= Records supplied =
+===+

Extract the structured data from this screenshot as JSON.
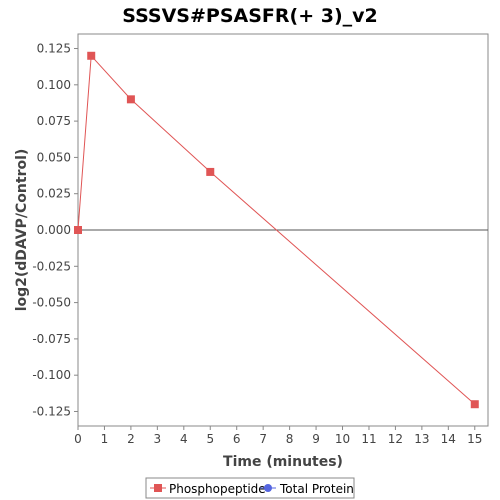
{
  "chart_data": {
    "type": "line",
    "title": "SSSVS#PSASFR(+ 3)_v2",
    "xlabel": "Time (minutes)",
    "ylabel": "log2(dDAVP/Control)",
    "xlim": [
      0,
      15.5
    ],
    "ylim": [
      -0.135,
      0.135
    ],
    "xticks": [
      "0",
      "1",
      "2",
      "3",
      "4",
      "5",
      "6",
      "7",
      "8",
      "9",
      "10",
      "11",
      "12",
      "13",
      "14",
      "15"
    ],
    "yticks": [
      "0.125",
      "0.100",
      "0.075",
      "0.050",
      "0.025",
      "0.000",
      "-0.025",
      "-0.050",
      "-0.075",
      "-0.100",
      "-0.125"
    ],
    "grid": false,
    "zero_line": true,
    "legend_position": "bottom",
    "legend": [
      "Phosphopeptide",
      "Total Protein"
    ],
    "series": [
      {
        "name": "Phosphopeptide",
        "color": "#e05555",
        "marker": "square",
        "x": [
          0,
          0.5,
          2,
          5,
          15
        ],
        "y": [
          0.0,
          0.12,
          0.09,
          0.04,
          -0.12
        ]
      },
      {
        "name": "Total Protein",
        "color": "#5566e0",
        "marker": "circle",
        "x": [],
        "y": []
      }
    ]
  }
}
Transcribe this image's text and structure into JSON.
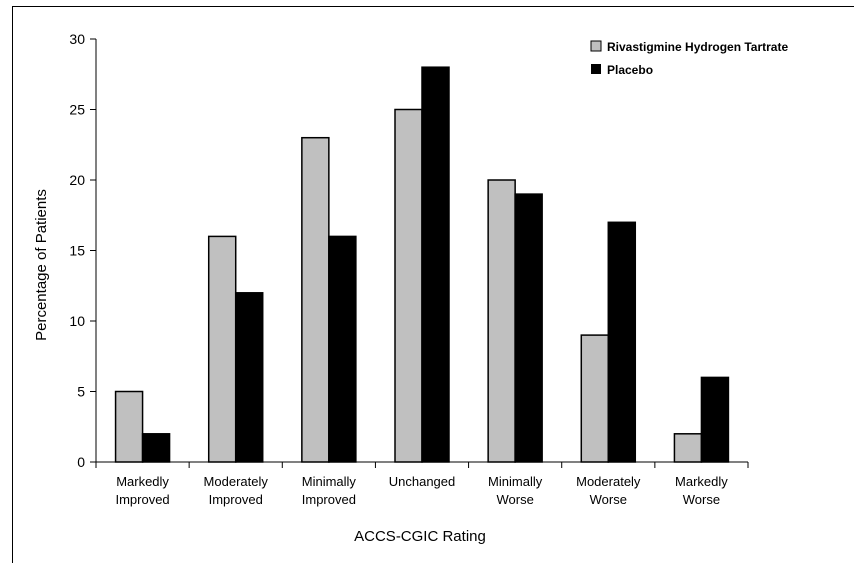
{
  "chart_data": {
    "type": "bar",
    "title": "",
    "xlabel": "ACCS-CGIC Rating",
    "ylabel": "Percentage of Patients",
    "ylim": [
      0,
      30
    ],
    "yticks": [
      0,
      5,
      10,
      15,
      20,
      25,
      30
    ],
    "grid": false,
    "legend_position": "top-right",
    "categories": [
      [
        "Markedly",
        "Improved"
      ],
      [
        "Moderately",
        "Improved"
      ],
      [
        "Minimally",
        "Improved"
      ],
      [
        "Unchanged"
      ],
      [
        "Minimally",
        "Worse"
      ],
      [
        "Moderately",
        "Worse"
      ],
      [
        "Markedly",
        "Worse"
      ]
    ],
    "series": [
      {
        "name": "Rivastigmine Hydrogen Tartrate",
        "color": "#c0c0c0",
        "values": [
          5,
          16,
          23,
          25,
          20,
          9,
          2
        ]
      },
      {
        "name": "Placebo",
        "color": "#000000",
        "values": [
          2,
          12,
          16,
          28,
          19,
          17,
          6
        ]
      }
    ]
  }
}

+===+

= Aim of the task =
Output the material above word for word. Leave out its images.

= Response box =
Extract the structured data from this screenshot as JSON.
{
  "chart_data": {
    "type": "line",
    "title": "SSSVS#PSASFR(+ 3)_v2",
    "xlabel": "Time (minutes)",
    "ylabel": "log2(dDAVP/Control)",
    "xlim": [
      0,
      15.5
    ],
    "ylim": [
      -0.135,
      0.135
    ],
    "xticks": [
      "0",
      "1",
      "2",
      "3",
      "4",
      "5",
      "6",
      "7",
      "8",
      "9",
      "10",
      "11",
      "12",
      "13",
      "14",
      "15"
    ],
    "yticks": [
      "0.125",
      "0.100",
      "0.075",
      "0.050",
      "0.025",
      "0.000",
      "-0.025",
      "-0.050",
      "-0.075",
      "-0.100",
      "-0.125"
    ],
    "grid": false,
    "zero_line": true,
    "legend_position": "bottom",
    "legend": [
      "Phosphopeptide",
      "Total Protein"
    ],
    "series": [
      {
        "name": "Phosphopeptide",
        "color": "#e05555",
        "marker": "square",
        "x": [
          0,
          0.5,
          2,
          5,
          15
        ],
        "y": [
          0.0,
          0.12,
          0.09,
          0.04,
          -0.12
        ]
      },
      {
        "name": "Total Protein",
        "color": "#5566e0",
        "marker": "circle",
        "x": [],
        "y": []
      }
    ]
  }
}
Transcribe this image's text and structure into JSON.
{
  "chart_data": {
    "type": "bar",
    "title": "",
    "xlabel": "ACCS-CGIC Rating",
    "ylabel": "Percentage of Patients",
    "ylim": [
      0,
      30
    ],
    "yticks": [
      0,
      5,
      10,
      15,
      20,
      25,
      30
    ],
    "grid": false,
    "legend_position": "top-right",
    "categories": [
      [
        "Markedly",
        "Improved"
      ],
      [
        "Moderately",
        "Improved"
      ],
      [
        "Minimally",
        "Improved"
      ],
      [
        "Unchanged"
      ],
      [
        "Minimally",
        "Worse"
      ],
      [
        "Moderately",
        "Worse"
      ],
      [
        "Markedly",
        "Worse"
      ]
    ],
    "series": [
      {
        "name": "Rivastigmine Hydrogen Tartrate",
        "color": "#c0c0c0",
        "values": [
          5,
          16,
          23,
          25,
          20,
          9,
          2
        ]
      },
      {
        "name": "Placebo",
        "color": "#000000",
        "values": [
          2,
          12,
          16,
          28,
          19,
          17,
          6
        ]
      }
    ]
  }
}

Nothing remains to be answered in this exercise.